» Data for this exercise
· · · · · · ·

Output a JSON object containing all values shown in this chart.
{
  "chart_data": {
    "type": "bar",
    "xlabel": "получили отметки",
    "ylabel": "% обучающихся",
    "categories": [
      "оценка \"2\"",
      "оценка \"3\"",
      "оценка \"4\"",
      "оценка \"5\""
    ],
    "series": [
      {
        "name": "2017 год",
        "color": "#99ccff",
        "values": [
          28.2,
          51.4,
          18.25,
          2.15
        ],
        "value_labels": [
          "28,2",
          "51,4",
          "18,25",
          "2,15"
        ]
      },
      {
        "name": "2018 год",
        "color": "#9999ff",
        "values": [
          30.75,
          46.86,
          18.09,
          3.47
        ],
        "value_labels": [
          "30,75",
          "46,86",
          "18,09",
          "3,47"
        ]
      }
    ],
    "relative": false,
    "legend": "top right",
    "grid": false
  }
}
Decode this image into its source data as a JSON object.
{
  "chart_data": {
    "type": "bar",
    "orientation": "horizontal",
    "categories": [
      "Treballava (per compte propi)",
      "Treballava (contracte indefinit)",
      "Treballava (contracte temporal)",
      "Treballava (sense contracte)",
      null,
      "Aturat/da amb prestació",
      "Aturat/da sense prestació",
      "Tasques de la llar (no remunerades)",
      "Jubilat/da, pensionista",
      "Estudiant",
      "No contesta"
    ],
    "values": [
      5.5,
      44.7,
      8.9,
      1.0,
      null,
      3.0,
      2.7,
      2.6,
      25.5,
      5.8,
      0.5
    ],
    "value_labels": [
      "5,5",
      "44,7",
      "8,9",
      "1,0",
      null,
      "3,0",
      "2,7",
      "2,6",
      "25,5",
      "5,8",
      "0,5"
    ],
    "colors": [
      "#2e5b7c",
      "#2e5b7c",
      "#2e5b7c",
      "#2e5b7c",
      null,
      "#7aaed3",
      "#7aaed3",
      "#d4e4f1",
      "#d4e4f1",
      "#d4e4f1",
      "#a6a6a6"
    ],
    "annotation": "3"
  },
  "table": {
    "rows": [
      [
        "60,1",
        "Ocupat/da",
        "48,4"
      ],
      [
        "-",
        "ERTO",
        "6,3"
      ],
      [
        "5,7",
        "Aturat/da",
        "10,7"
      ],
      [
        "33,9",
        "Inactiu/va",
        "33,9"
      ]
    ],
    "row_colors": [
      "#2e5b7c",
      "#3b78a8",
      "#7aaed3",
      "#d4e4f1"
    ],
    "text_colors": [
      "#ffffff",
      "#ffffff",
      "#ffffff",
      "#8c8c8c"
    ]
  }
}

· · · · · · ·

» Exercise description
Each record above should be output again exactly.

» Exercise output
Output a JSON object containing all values shown in this chart.
{
  "chart_data": {
    "type": "bar",
    "xlabel": "получили отметки",
    "ylabel": "% обучающихся",
    "categories": [
      "оценка \"2\"",
      "оценка \"3\"",
      "оценка \"4\"",
      "оценка \"5\""
    ],
    "series": [
      {
        "name": "2017 год",
        "color": "#99ccff",
        "values": [
          28.2,
          51.4,
          18.25,
          2.15
        ],
        "value_labels": [
          "28,2",
          "51,4",
          "18,25",
          "2,15"
        ]
      },
      {
        "name": "2018 год",
        "color": "#9999ff",
        "values": [
          30.75,
          46.86,
          18.09,
          3.47
        ],
        "value_labels": [
          "30,75",
          "46,86",
          "18,09",
          "3,47"
        ]
      }
    ],
    "relative": false,
    "legend": "top right",
    "grid": false
  }
}
Decode this image into its source data as a JSON object.
{
  "chart_data": {
    "type": "bar",
    "orientation": "horizontal",
    "categories": [
      "Treballava (per compte propi)",
      "Treballava (contracte indefinit)",
      "Treballava (contracte temporal)",
      "Treballava (sense contracte)",
      null,
      "Aturat/da amb prestació",
      "Aturat/da sense prestació",
      "Tasques de la llar (no remunerades)",
      "Jubilat/da, pensionista",
      "Estudiant",
      "No contesta"
    ],
    "values": [
      5.5,
      44.7,
      8.9,
      1.0,
      null,
      3.0,
      2.7,
      2.6,
      25.5,
      5.8,
      0.5
    ],
    "value_labels": [
      "5,5",
      "44,7",
      "8,9",
      "1,0",
      null,
      "3,0",
      "2,7",
      "2,6",
      "25,5",
      "5,8",
      "0,5"
    ],
    "colors": [
      "#2e5b7c",
      "#2e5b7c",
      "#2e5b7c",
      "#2e5b7c",
      null,
      "#7aaed3",
      "#7aaed3",
      "#d4e4f1",
      "#d4e4f1",
      "#d4e4f1",
      "#a6a6a6"
    ],
    "annotation": "3"
  },
  "table": {
    "rows": [
      [
        "60,1",
        "Ocupat/da",
        "48,4"
      ],
      [
        "-",
        "ERTO",
        "6,3"
      ],
      [
        "5,7",
        "Aturat/da",
        "10,7"
      ],
      [
        "33,9",
        "Inactiu/va",
        "33,9"
      ]
    ],
    "row_colors": [
      "#2e5b7c",
      "#3b78a8",
      "#7aaed3",
      "#d4e4f1"
    ],
    "text_colors": [
      "#ffffff",
      "#ffffff",
      "#ffffff",
      "#8c8c8c"
    ]
  }
}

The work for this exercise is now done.